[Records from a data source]
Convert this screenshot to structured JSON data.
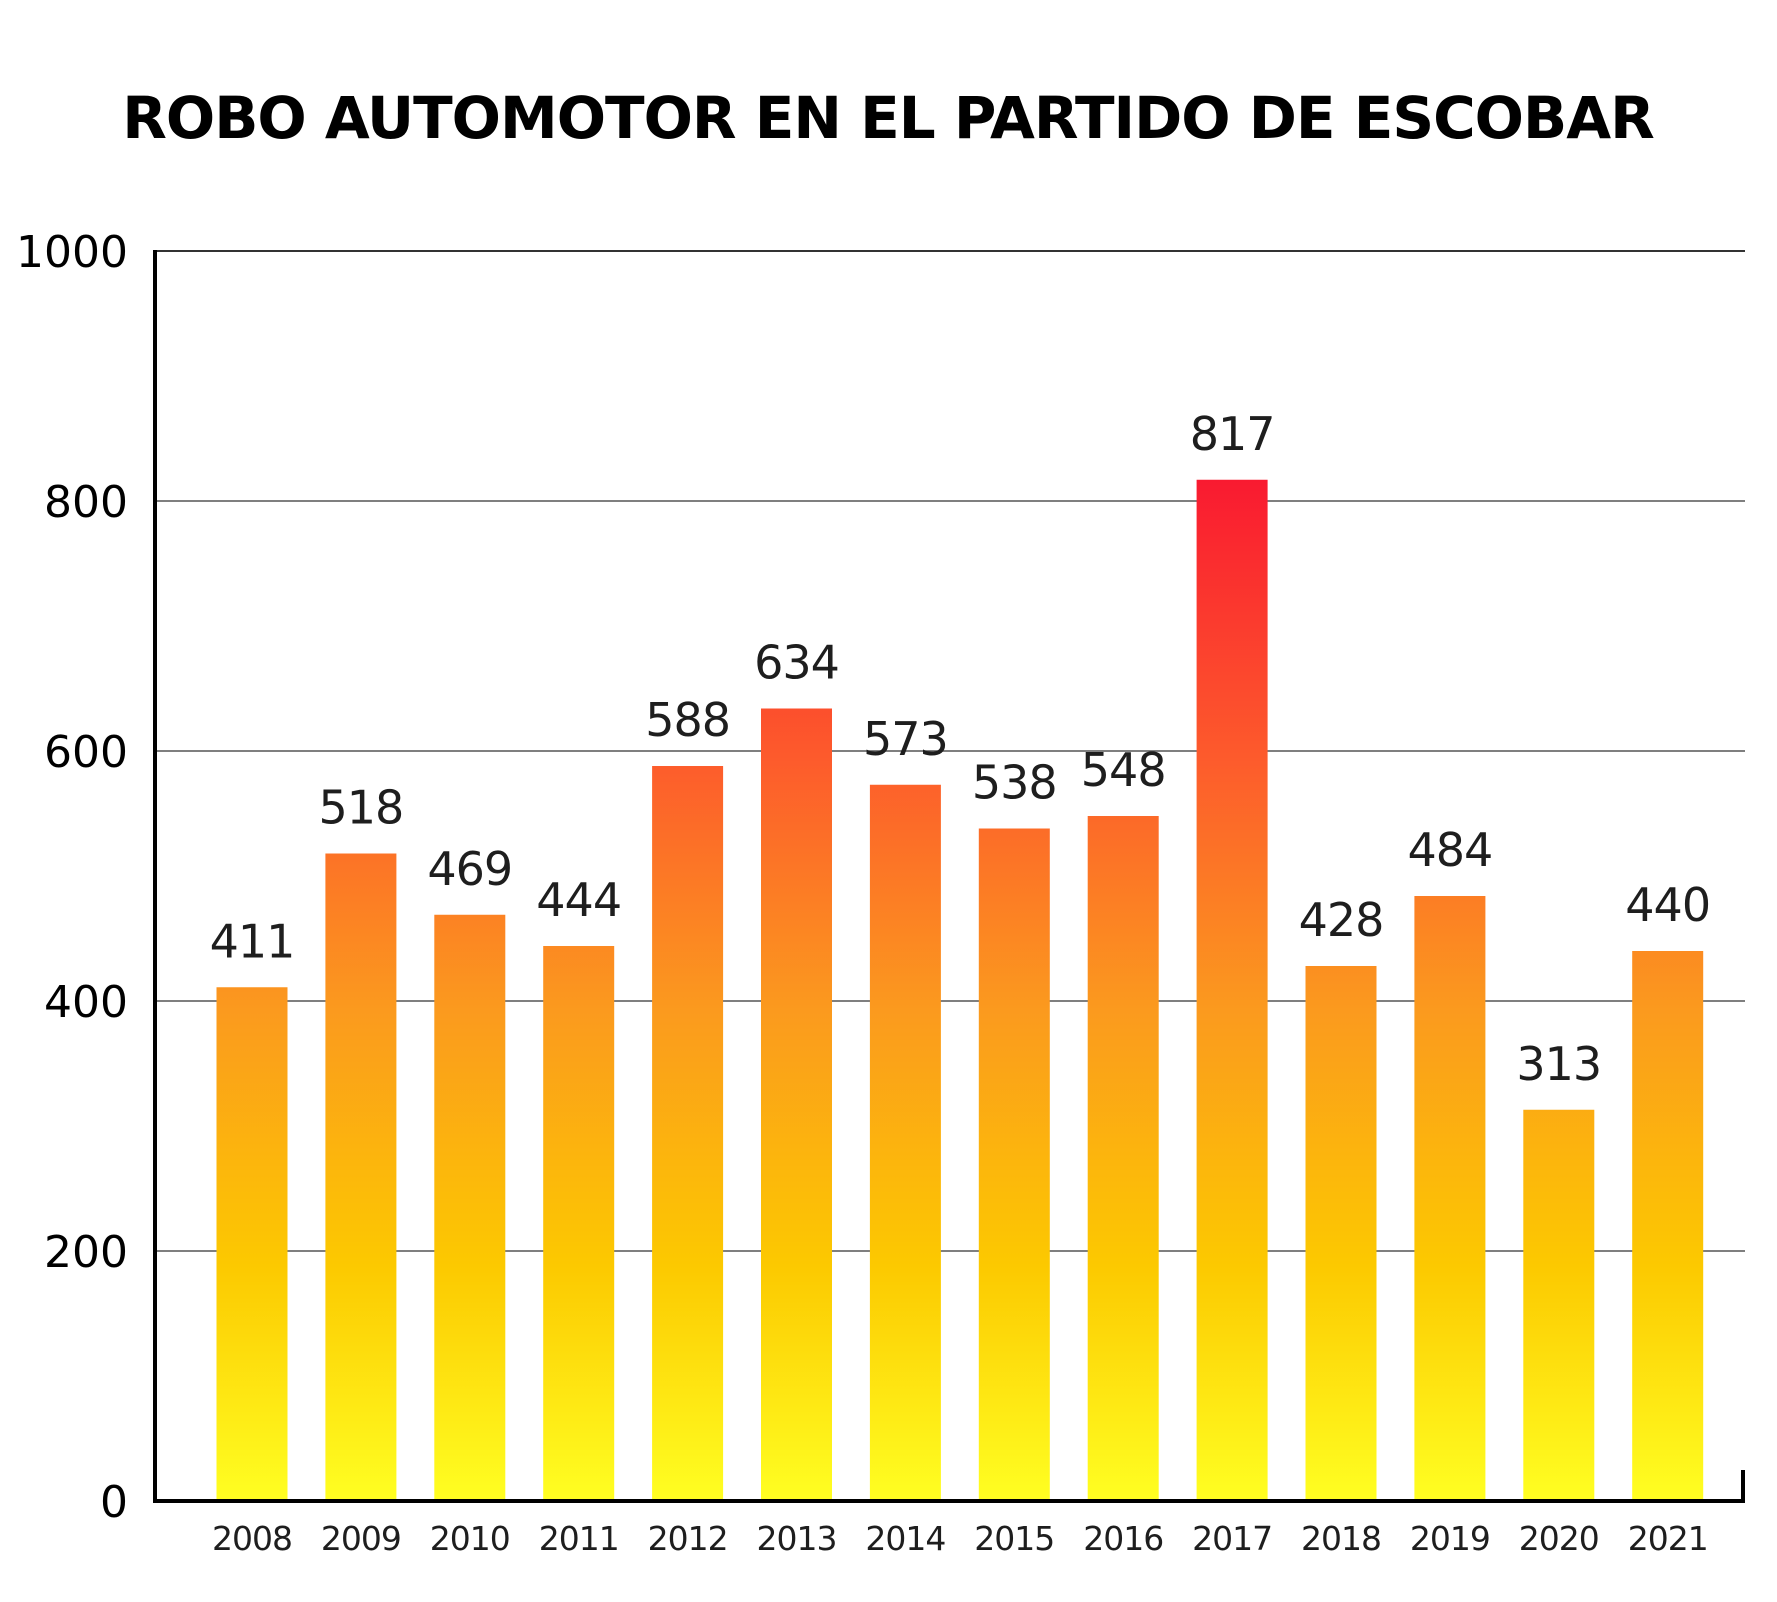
{
  "chart_data": {
    "type": "bar",
    "title": "ROBO AUTOMOTOR EN EL PARTIDO DE ESCOBAR",
    "xlabel": "",
    "ylabel": "",
    "categories": [
      "2008",
      "2009",
      "2010",
      "2011",
      "2012",
      "2013",
      "2014",
      "2015",
      "2016",
      "2017",
      "2018",
      "2019",
      "2020",
      "2021"
    ],
    "values": [
      411,
      518,
      469,
      444,
      588,
      634,
      573,
      538,
      548,
      817,
      428,
      484,
      313,
      440
    ],
    "data_labels": [
      "411",
      "518",
      "469",
      "444",
      "588",
      "634",
      "573",
      "538",
      "548",
      "817",
      "428",
      "484",
      "313",
      "440"
    ],
    "ylim": [
      0,
      1000
    ],
    "yticks": [
      0,
      200,
      400,
      600,
      800,
      1000
    ],
    "ytick_labels": [
      "0",
      "200",
      "400",
      "600",
      "800",
      "1000"
    ],
    "grid": true,
    "legend": "none",
    "gradient_colors": {
      "top": "#f91a30",
      "upper_mid": "#fd5a2c",
      "mid": "#fb9a1e",
      "lower_mid": "#fcc900",
      "bottom": "#ffff22"
    },
    "gridline_color": "#555555",
    "axis_color": "#000000"
  }
}
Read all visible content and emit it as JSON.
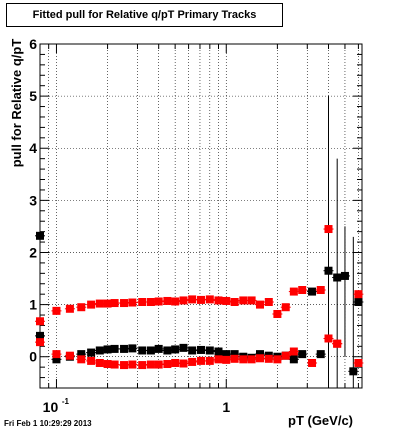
{
  "title": "Fitted pull for Relative q/pT  Primary Tracks",
  "xlabel": "pT (GeV/c)",
  "ylabel": "pull for Relative q/pT",
  "timestamp": "Fri Feb  1 10:29:29 2013",
  "colors": {
    "series_a": "#000000",
    "series_b": "#ff0000",
    "axis": "#000000",
    "grid": "#000000"
  },
  "chart_data": {
    "type": "scatter",
    "title": "Fitted pull for Relative q/pT  Primary Tracks",
    "xlabel": "pT (GeV/c)",
    "ylabel": "pull for Relative q/pT",
    "x_scale": "log",
    "xlim": [
      0.08,
      6.3
    ],
    "ylim": [
      -0.6,
      6
    ],
    "grid": true,
    "legend": "none",
    "xticks": [
      {
        "value": 0.1,
        "base": "10",
        "exp": "-1"
      },
      {
        "value": 1,
        "label": "1"
      }
    ],
    "yticks": [
      0,
      1,
      2,
      3,
      4,
      5,
      6
    ],
    "series": [
      {
        "color": "#000000",
        "marker": "square",
        "x": [
          0.08,
          0.08,
          0.1,
          0.12,
          0.14,
          0.16,
          0.18,
          0.2,
          0.22,
          0.25,
          0.28,
          0.32,
          0.36,
          0.4,
          0.45,
          0.5,
          0.56,
          0.63,
          0.71,
          0.8,
          0.9,
          1.0,
          1.12,
          1.26,
          1.41,
          1.58,
          1.78,
          2.0,
          2.24,
          2.5,
          2.8,
          3.2,
          3.6,
          4.0,
          4.5,
          5.0,
          5.6,
          6.0
        ],
        "values": [
          2.32,
          0.4,
          -0.05,
          0.0,
          0.05,
          0.08,
          0.12,
          0.14,
          0.15,
          0.15,
          0.16,
          0.12,
          0.12,
          0.15,
          0.12,
          0.14,
          0.17,
          0.12,
          0.13,
          0.12,
          0.1,
          0.05,
          0.05,
          0.0,
          -0.02,
          0.05,
          0.02,
          0.0,
          0.02,
          -0.05,
          0.05,
          1.25,
          0.05,
          1.65,
          1.52,
          1.55,
          -0.28,
          1.05
        ]
      },
      {
        "color": "#ff0000",
        "marker": "square",
        "x": [
          0.08,
          0.08,
          0.1,
          0.12,
          0.14,
          0.16,
          0.18,
          0.2,
          0.22,
          0.25,
          0.28,
          0.32,
          0.36,
          0.4,
          0.45,
          0.5,
          0.56,
          0.63,
          0.71,
          0.8,
          0.9,
          1.0,
          1.12,
          1.26,
          1.41,
          1.58,
          1.78,
          2.0,
          2.24,
          2.5,
          2.8,
          3.2,
          3.6,
          4.0,
          4.5,
          6.0,
          6.0
        ],
        "values": [
          0.68,
          0.28,
          0.88,
          0.92,
          0.95,
          1.0,
          1.02,
          1.02,
          1.03,
          1.03,
          1.04,
          1.05,
          1.05,
          1.06,
          1.07,
          1.06,
          1.08,
          1.1,
          1.09,
          1.1,
          1.08,
          1.07,
          1.05,
          1.08,
          1.08,
          1.0,
          1.05,
          0.82,
          0.95,
          1.25,
          1.28,
          -0.12,
          1.28,
          2.45,
          0.25,
          1.2,
          -0.12
        ]
      },
      {
        "color": "#ff0000",
        "marker": "square",
        "x": [
          0.1,
          0.12,
          0.14,
          0.16,
          0.18,
          0.2,
          0.22,
          0.25,
          0.28,
          0.32,
          0.36,
          0.4,
          0.45,
          0.5,
          0.56,
          0.63,
          0.71,
          0.8,
          0.9,
          1.0,
          1.12,
          1.26,
          1.41,
          1.58,
          1.78,
          2.0,
          2.24,
          2.5,
          4.0,
          4.5
        ],
        "values": [
          0.05,
          0.02,
          -0.05,
          -0.08,
          -0.12,
          -0.14,
          -0.15,
          -0.16,
          -0.15,
          -0.16,
          -0.15,
          -0.15,
          -0.14,
          -0.12,
          -0.13,
          -0.1,
          -0.08,
          -0.08,
          -0.05,
          -0.06,
          -0.04,
          -0.05,
          -0.05,
          -0.03,
          -0.04,
          -0.05,
          0.02,
          0.1,
          0.35,
          0.25
        ]
      }
    ]
  }
}
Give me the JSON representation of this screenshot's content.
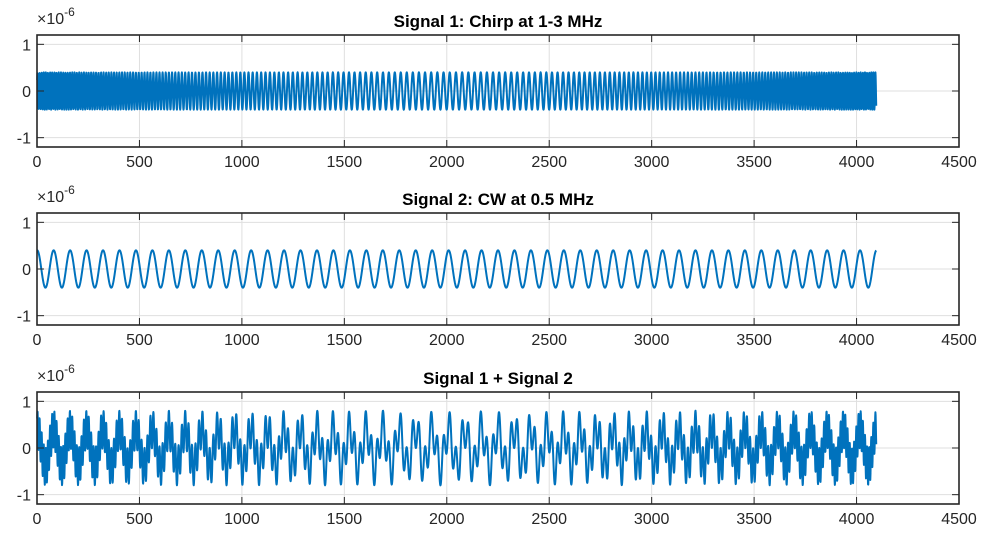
{
  "chart_data": [
    {
      "type": "line",
      "title": "Signal 1: Chirp at 1-3 MHz",
      "y_exponent": "10",
      "y_exponent_power": "-6",
      "y_exponent_prefix": "×",
      "xlim": [
        0,
        4500
      ],
      "ylim": [
        -1.2,
        1.2
      ],
      "xticks": [
        "0",
        "500",
        "1000",
        "1500",
        "2000",
        "2500",
        "3000",
        "3500",
        "4000",
        "4500"
      ],
      "yticks": [
        "-1",
        "0",
        "1"
      ],
      "grid": true,
      "color": "#0072BD",
      "series": [
        {
          "n_samples": 4096,
          "amplitude": 0.4,
          "signal": "chirp",
          "freq_start_cycles_per_sample": 0.1,
          "freq_min_cycles_per_sample": 0.033,
          "freq_end_cycles_per_sample": 0.1,
          "freq_min_at_sample": 2048
        }
      ]
    },
    {
      "type": "line",
      "title": "Signal 2: CW at 0.5 MHz",
      "y_exponent": "10",
      "y_exponent_power": "-6",
      "y_exponent_prefix": "×",
      "xlim": [
        0,
        4500
      ],
      "ylim": [
        -1.2,
        1.2
      ],
      "xticks": [
        "0",
        "500",
        "1000",
        "1500",
        "2000",
        "2500",
        "3000",
        "3500",
        "4000",
        "4500"
      ],
      "yticks": [
        "-1",
        "0",
        "1"
      ],
      "grid": true,
      "color": "#0072BD",
      "series": [
        {
          "n_samples": 4096,
          "amplitude": 0.4,
          "signal": "cw",
          "freq_cycles_per_sample": 0.01245,
          "phase_deg": 90
        }
      ]
    },
    {
      "type": "line",
      "title": "Signal 1 + Signal 2",
      "y_exponent": "10",
      "y_exponent_power": "-6",
      "y_exponent_prefix": "×",
      "xlim": [
        0,
        4500
      ],
      "ylim": [
        -1.2,
        1.2
      ],
      "xticks": [
        "0",
        "500",
        "1000",
        "1500",
        "2000",
        "2500",
        "3000",
        "3500",
        "4000",
        "4500"
      ],
      "yticks": [
        "-1",
        "0",
        "1"
      ],
      "grid": true,
      "color": "#0072BD",
      "series": [
        {
          "n_samples": 4096,
          "signal": "sum",
          "amplitude_peak": 0.8
        }
      ]
    }
  ]
}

[WHAT THE TASK REQUIRES]:
Lines containing the word "xlabel" must all be returned from the material above.

[RESULT OF THIS TASK]:
    "xlabel": "",
  "xlabel": "pT (GeV/c)",
    "xlabel": "pT (GeV/c)",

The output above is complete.